## Your instructions
Images do not belong in the copy. Retype all the entries below exactly.

## Rows from a dataset
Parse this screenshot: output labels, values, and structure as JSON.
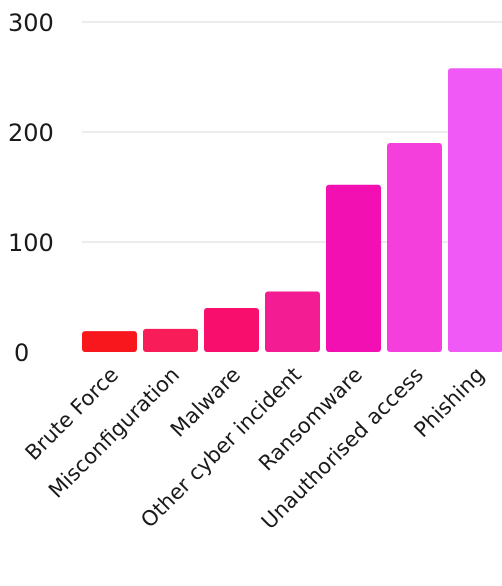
{
  "chart_data": {
    "type": "bar",
    "title": "",
    "xlabel": "",
    "ylabel": "",
    "ylim": [
      0,
      300
    ],
    "yticks": [
      0,
      100,
      200,
      300
    ],
    "grid": true,
    "categories": [
      "Brute Force",
      "Misconfiguration",
      "Malware",
      "Other cyber incident",
      "Ransomware",
      "Unauthorised access",
      "Phishing"
    ],
    "values": [
      19,
      21,
      40,
      55,
      152,
      190,
      258
    ],
    "colors": [
      "#f8171c",
      "#f81c59",
      "#f80f6e",
      "#f31c93",
      "#f310b3",
      "#f53fdd",
      "#f159f6"
    ]
  }
}
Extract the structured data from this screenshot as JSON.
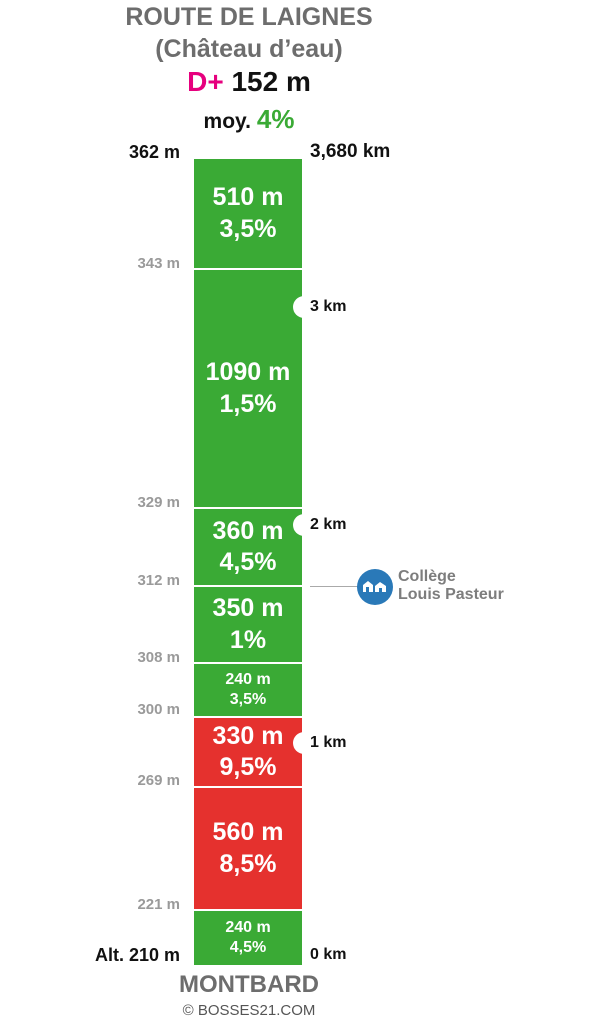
{
  "header": {
    "title": "ROUTE DE LAIGNES",
    "subtitle": "(Château d’eau)",
    "dplus_label": "D+",
    "dplus_value": "152 m",
    "avg_label": "moy.",
    "avg_value": "4%"
  },
  "colors": {
    "climb_easy": "#3aaa35",
    "climb_hard": "#e5312e",
    "accent": "#e6007e",
    "poi": "#2a79b8"
  },
  "segments": [
    {
      "length": "510 m",
      "grade": "3,5%",
      "color": "green"
    },
    {
      "length": "1090 m",
      "grade": "1,5%",
      "color": "green"
    },
    {
      "length": "360 m",
      "grade": "4,5%",
      "color": "green"
    },
    {
      "length": "350 m",
      "grade": "1%",
      "color": "green"
    },
    {
      "length": "240 m",
      "grade": "3,5%",
      "color": "green"
    },
    {
      "length": "330 m",
      "grade": "9,5%",
      "color": "red"
    },
    {
      "length": "560 m",
      "grade": "8,5%",
      "color": "red"
    },
    {
      "length": "240 m",
      "grade": "4,5%",
      "color": "green"
    }
  ],
  "altitudes": [
    "362 m",
    "343 m",
    "329 m",
    "312 m",
    "308 m",
    "300 m",
    "269 m",
    "221 m",
    "Alt. 210 m"
  ],
  "km_markers": [
    "3,680 km",
    "3 km",
    "2 km",
    "1 km",
    "0 km"
  ],
  "poi": {
    "icon": "school-icon",
    "line1": "Collège",
    "line2": "Louis Pasteur"
  },
  "footer": {
    "town": "MONTBARD",
    "credit": "© BOSSES21.COM"
  }
}
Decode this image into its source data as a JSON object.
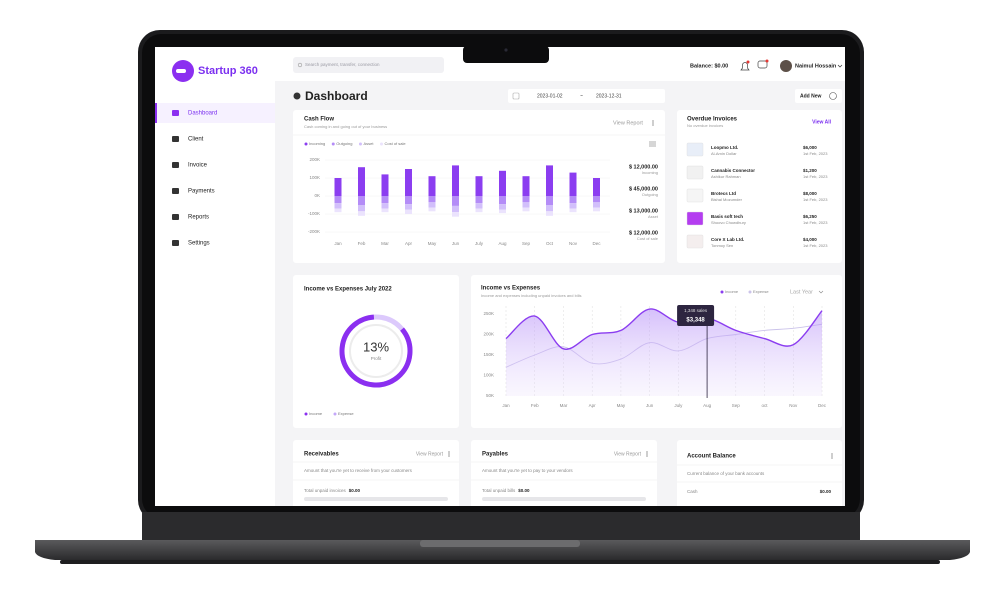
{
  "header": {
    "logo": "Startup 360",
    "search_placeholder": "Search payment, transfer, connection",
    "balance": "Balance: $0.00",
    "user": "Naimul Hossain"
  },
  "sidebar": {
    "items": [
      "Dashboard",
      "Client",
      "Invoice",
      "Payments",
      "Reports",
      "Settings"
    ]
  },
  "toolbar": {
    "title": "Dashboard",
    "date_from": "2023-01-02",
    "date_separator": "~",
    "date_to": "2023-12-31",
    "add_button": "Add New"
  },
  "cash_flow": {
    "subtitle": "Cash coming in and going out of your business",
    "action": "View Report",
    "summary": [
      {
        "amount": "$ 12,000.00",
        "label": "Incoming"
      },
      {
        "amount": "$ 45,000.00",
        "label": "Outgoing"
      },
      {
        "amount": "$ 13,000.00",
        "label": "Asset"
      },
      {
        "amount": "$ 12,000.00",
        "label": "Cost of sale"
      }
    ]
  },
  "overdue_invoices": {
    "title": "Overdue Invoices",
    "subtitle": "No overdue invoices",
    "action": "View All",
    "rows": [
      {
        "company": "Loopmo Ltd.",
        "contact": "Al-Amin Dollar",
        "amount": "$6,000",
        "date": "1st Feb, 2023"
      },
      {
        "company": "Cannabis Connector",
        "contact": "Ashikur Rahman",
        "amount": "$1,200",
        "date": "1st Feb, 2023"
      },
      {
        "company": "Brotecs Ltd",
        "contact": "Bishal Mozumder",
        "amount": "$8,000",
        "date": "1st Feb, 2023"
      },
      {
        "company": "Basis soft tech",
        "contact": "Shoovo Chowdhury",
        "amount": "$6,250",
        "date": "1st Feb, 2023"
      },
      {
        "company": "Core X Lab Ltd.",
        "contact": "Tonmoy Sen",
        "amount": "$4,000",
        "date": "1st Feb, 2023"
      }
    ]
  },
  "profit_card": {
    "title": "Income vs Expenses July 2022",
    "value": "13%",
    "label": "Profit",
    "legend": [
      "Income",
      "Expense"
    ]
  },
  "income_expenses": {
    "subtitle": "Income and expenses including unpaid invoices and bills",
    "period": "Last Year"
  },
  "receivables": {
    "title": "Receivables",
    "action": "View Report",
    "subtitle": "Amount that you're yet to receive from your customers",
    "total_label": "Total unpaid invoices",
    "total": "$0.00"
  },
  "payables": {
    "title": "Payables",
    "action": "View Report",
    "subtitle": "Amount that you're yet to pay to your vendors",
    "total_label": "Total unpaid bills",
    "total": "$0.00"
  },
  "account_balance": {
    "title": "Account Balance",
    "subtitle": "Current balance of your bank accounts",
    "row_label": "Cash",
    "row_value": "$0.00"
  },
  "chart_data": [
    {
      "type": "bar",
      "title": "Cash Flow",
      "stacked": true,
      "grid": true,
      "categories": [
        "Jan",
        "Feb",
        "Mar",
        "Apr",
        "May",
        "Jun",
        "July",
        "Aug",
        "Sep",
        "Oct",
        "Nov",
        "Dec"
      ],
      "series": [
        {
          "name": "Incoming",
          "color": "#8b3df0",
          "values": [
            100000,
            160000,
            120000,
            150000,
            110000,
            170000,
            110000,
            140000,
            110000,
            170000,
            130000,
            100000
          ]
        },
        {
          "name": "Outgoing",
          "color": "#b48cf7",
          "values": [
            -40000,
            -50000,
            -40000,
            -45000,
            -35000,
            -55000,
            -40000,
            -45000,
            -35000,
            -50000,
            -40000,
            -35000
          ]
        },
        {
          "name": "Asset",
          "color": "#d2bffb",
          "values": [
            -30000,
            -35000,
            -30000,
            -30000,
            -30000,
            -35000,
            -30000,
            -30000,
            -30000,
            -35000,
            -30000,
            -30000
          ]
        },
        {
          "name": "Cost of sale",
          "color": "#ebe3fd",
          "values": [
            -20000,
            -25000,
            -20000,
            -25000,
            -20000,
            -25000,
            -20000,
            -20000,
            -20000,
            -25000,
            -20000,
            -20000
          ]
        }
      ],
      "ylim": [
        -200000,
        200000
      ],
      "yticks": [
        {
          "value": 200000,
          "label": "200K"
        },
        {
          "value": 100000,
          "label": "100K"
        },
        {
          "value": 0,
          "label": "0K"
        },
        {
          "value": -100000,
          "label": "-100K"
        },
        {
          "value": -200000,
          "label": "-200K"
        }
      ]
    },
    {
      "type": "line",
      "title": "Income vs Expenses",
      "grid": true,
      "categories": [
        "Jan",
        "Feb",
        "Mar",
        "Apr",
        "May",
        "Jun",
        "July",
        "Aug",
        "Sep",
        "oct",
        "Nov",
        "Dec"
      ],
      "series": [
        {
          "name": "Income",
          "color": "#8b3df0",
          "values": [
            190000,
            245000,
            165000,
            200000,
            210000,
            262000,
            230000,
            240000,
            210000,
            190000,
            175000,
            258000
          ]
        },
        {
          "name": "Expense",
          "color": "#cbc3ea",
          "values": [
            120000,
            150000,
            170000,
            130000,
            140000,
            180000,
            160000,
            190000,
            200000,
            210000,
            215000,
            225000
          ]
        }
      ],
      "ylim": [
        50000,
        250000
      ],
      "yticks": [
        {
          "value": 250000,
          "label": "250K"
        },
        {
          "value": 200000,
          "label": "200K"
        },
        {
          "value": 150000,
          "label": "150K"
        },
        {
          "value": 100000,
          "label": "100K"
        },
        {
          "value": 50000,
          "label": "50K"
        }
      ],
      "annotations": [
        "1,348 sales",
        "$3,348"
      ]
    }
  ]
}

## Exercise output
Parse this screenshot: output labels, values, and structure as JSON.
{
  "chart_data": {
    "type": "bar",
    "title": "",
    "xlabel": "",
    "ylabel": "",
    "ylim": [
      0,
      300
    ],
    "yticks": [
      0,
      100,
      200,
      300
    ],
    "grid": true,
    "categories": [
      "Brute Force",
      "Misconfiguration",
      "Malware",
      "Other cyber incident",
      "Ransomware",
      "Unauthorised access",
      "Phishing"
    ],
    "values": [
      19,
      21,
      40,
      55,
      152,
      190,
      258
    ],
    "colors": [
      "#f8171c",
      "#f81c59",
      "#f80f6e",
      "#f31c93",
      "#f310b3",
      "#f53fdd",
      "#f159f6"
    ]
  }
}
Extract the structured data from this screenshot as JSON.
{
  "header": {
    "title": "ROUTE DE LAIGNES",
    "subtitle": "(Château d’eau)",
    "dplus_label": "D+",
    "dplus_value": "152 m",
    "avg_label": "moy.",
    "avg_value": "4%"
  },
  "colors": {
    "climb_easy": "#3aaa35",
    "climb_hard": "#e5312e",
    "accent": "#e6007e",
    "poi": "#2a79b8"
  },
  "segments": [
    {
      "length": "510 m",
      "grade": "3,5%",
      "color": "green"
    },
    {
      "length": "1090 m",
      "grade": "1,5%",
      "color": "green"
    },
    {
      "length": "360 m",
      "grade": "4,5%",
      "color": "green"
    },
    {
      "length": "350 m",
      "grade": "1%",
      "color": "green"
    },
    {
      "length": "240 m",
      "grade": "3,5%",
      "color": "green"
    },
    {
      "length": "330 m",
      "grade": "9,5%",
      "color": "red"
    },
    {
      "length": "560 m",
      "grade": "8,5%",
      "color": "red"
    },
    {
      "length": "240 m",
      "grade": "4,5%",
      "color": "green"
    }
  ],
  "altitudes": [
    "362 m",
    "343 m",
    "329 m",
    "312 m",
    "308 m",
    "300 m",
    "269 m",
    "221 m",
    "Alt. 210 m"
  ],
  "km_markers": [
    "3,680 km",
    "3 km",
    "2 km",
    "1 km",
    "0 km"
  ],
  "poi": {
    "icon": "school-icon",
    "line1": "Collège",
    "line2": "Louis Pasteur"
  },
  "footer": {
    "town": "MONTBARD",
    "credit": "© BOSSES21.COM"
  }
}
Decode this image into its source data as a JSON object.
{
  "header": {
    "logo": "Startup 360",
    "search_placeholder": "Search payment, transfer, connection",
    "balance": "Balance: $0.00",
    "user": "Naimul Hossain"
  },
  "sidebar": {
    "items": [
      "Dashboard",
      "Client",
      "Invoice",
      "Payments",
      "Reports",
      "Settings"
    ]
  },
  "toolbar": {
    "title": "Dashboard",
    "date_from": "2023-01-02",
    "date_separator": "~",
    "date_to": "2023-12-31",
    "add_button": "Add New"
  },
  "cash_flow": {
    "subtitle": "Cash coming in and going out of your business",
    "action": "View Report",
    "summary": [
      {
        "amount": "$ 12,000.00",
        "label": "Incoming"
      },
      {
        "amount": "$ 45,000.00",
        "label": "Outgoing"
      },
      {
        "amount": "$ 13,000.00",
        "label": "Asset"
      },
      {
        "amount": "$ 12,000.00",
        "label": "Cost of sale"
      }
    ]
  },
  "overdue_invoices": {
    "title": "Overdue Invoices",
    "subtitle": "No overdue invoices",
    "action": "View All",
    "rows": [
      {
        "company": "Loopmo Ltd.",
        "contact": "Al-Amin Dollar",
        "amount": "$6,000",
        "date": "1st Feb, 2023"
      },
      {
        "company": "Cannabis Connector",
        "contact": "Ashikur Rahman",
        "amount": "$1,200",
        "date": "1st Feb, 2023"
      },
      {
        "company": "Brotecs Ltd",
        "contact": "Bishal Mozumder",
        "amount": "$8,000",
        "date": "1st Feb, 2023"
      },
      {
        "company": "Basis soft tech",
        "contact": "Shoovo Chowdhury",
        "amount": "$6,250",
        "date": "1st Feb, 2023"
      },
      {
        "company": "Core X Lab Ltd.",
        "contact": "Tonmoy Sen",
        "amount": "$4,000",
        "date": "1st Feb, 2023"
      }
    ]
  },
  "profit_card": {
    "title": "Income vs Expenses July 2022",
    "value": "13%",
    "label": "Profit",
    "legend": [
      "Income",
      "Expense"
    ]
  },
  "income_expenses": {
    "subtitle": "Income and expenses including unpaid invoices and bills",
    "period": "Last Year"
  },
  "receivables": {
    "title": "Receivables",
    "action": "View Report",
    "subtitle": "Amount that you're yet to receive from your customers",
    "total_label": "Total unpaid invoices",
    "total": "$0.00"
  },
  "payables": {
    "title": "Payables",
    "action": "View Report",
    "subtitle": "Amount that you're yet to pay to your vendors",
    "total_label": "Total unpaid bills",
    "total": "$0.00"
  },
  "account_balance": {
    "title": "Account Balance",
    "subtitle": "Current balance of your bank accounts",
    "row_label": "Cash",
    "row_value": "$0.00"
  },
  "chart_data": [
    {
      "type": "bar",
      "title": "Cash Flow",
      "stacked": true,
      "grid": true,
      "categories": [
        "Jan",
        "Feb",
        "Mar",
        "Apr",
        "May",
        "Jun",
        "July",
        "Aug",
        "Sep",
        "Oct",
        "Nov",
        "Dec"
      ],
      "series": [
        {
          "name": "Incoming",
          "color": "#8b3df0",
          "values": [
            100000,
            160000,
            120000,
            150000,
            110000,
            170000,
            110000,
            140000,
            110000,
            170000,
            130000,
            100000
          ]
        },
        {
          "name": "Outgoing",
          "color": "#b48cf7",
          "values": [
            -40000,
            -50000,
            -40000,
            -45000,
            -35000,
            -55000,
            -40000,
            -45000,
            -35000,
            -50000,
            -40000,
            -35000
          ]
        },
        {
          "name": "Asset",
          "color": "#d2bffb",
          "values": [
            -30000,
            -35000,
            -30000,
            -30000,
            -30000,
            -35000,
            -30000,
            -30000,
            -30000,
            -35000,
            -30000,
            -30000
          ]
        },
        {
          "name": "Cost of sale",
          "color": "#ebe3fd",
          "values": [
            -20000,
            -25000,
            -20000,
            -25000,
            -20000,
            -25000,
            -20000,
            -20000,
            -20000,
            -25000,
            -20000,
            -20000
          ]
        }
      ],
      "ylim": [
        -200000,
        200000
      ],
      "yticks": [
        {
          "value": 200000,
          "label": "200K"
        },
        {
          "value": 100000,
          "label": "100K"
        },
        {
          "value": 0,
          "label": "0K"
        },
        {
          "value": -100000,
          "label": "-100K"
        },
        {
          "value": -200000,
          "label": "-200K"
        }
      ]
    },
    {
      "type": "line",
      "title": "Income vs Expenses",
      "grid": true,
      "categories": [
        "Jan",
        "Feb",
        "Mar",
        "Apr",
        "May",
        "Jun",
        "July",
        "Aug",
        "Sep",
        "oct",
        "Nov",
        "Dec"
      ],
      "series": [
        {
          "name": "Income",
          "color": "#8b3df0",
          "values": [
            190000,
            245000,
            165000,
            200000,
            210000,
            262000,
            230000,
            240000,
            210000,
            190000,
            175000,
            258000
          ]
        },
        {
          "name": "Expense",
          "color": "#cbc3ea",
          "values": [
            120000,
            150000,
            170000,
            130000,
            140000,
            180000,
            160000,
            190000,
            200000,
            210000,
            215000,
            225000
          ]
        }
      ],
      "ylim": [
        50000,
        250000
      ],
      "yticks": [
        {
          "value": 250000,
          "label": "250K"
        },
        {
          "value": 200000,
          "label": "200K"
        },
        {
          "value": 150000,
          "label": "150K"
        },
        {
          "value": 100000,
          "label": "100K"
        },
        {
          "value": 50000,
          "label": "50K"
        }
      ],
      "annotations": [
        "1,348 sales",
        "$3,348"
      ]
    }
  ]
}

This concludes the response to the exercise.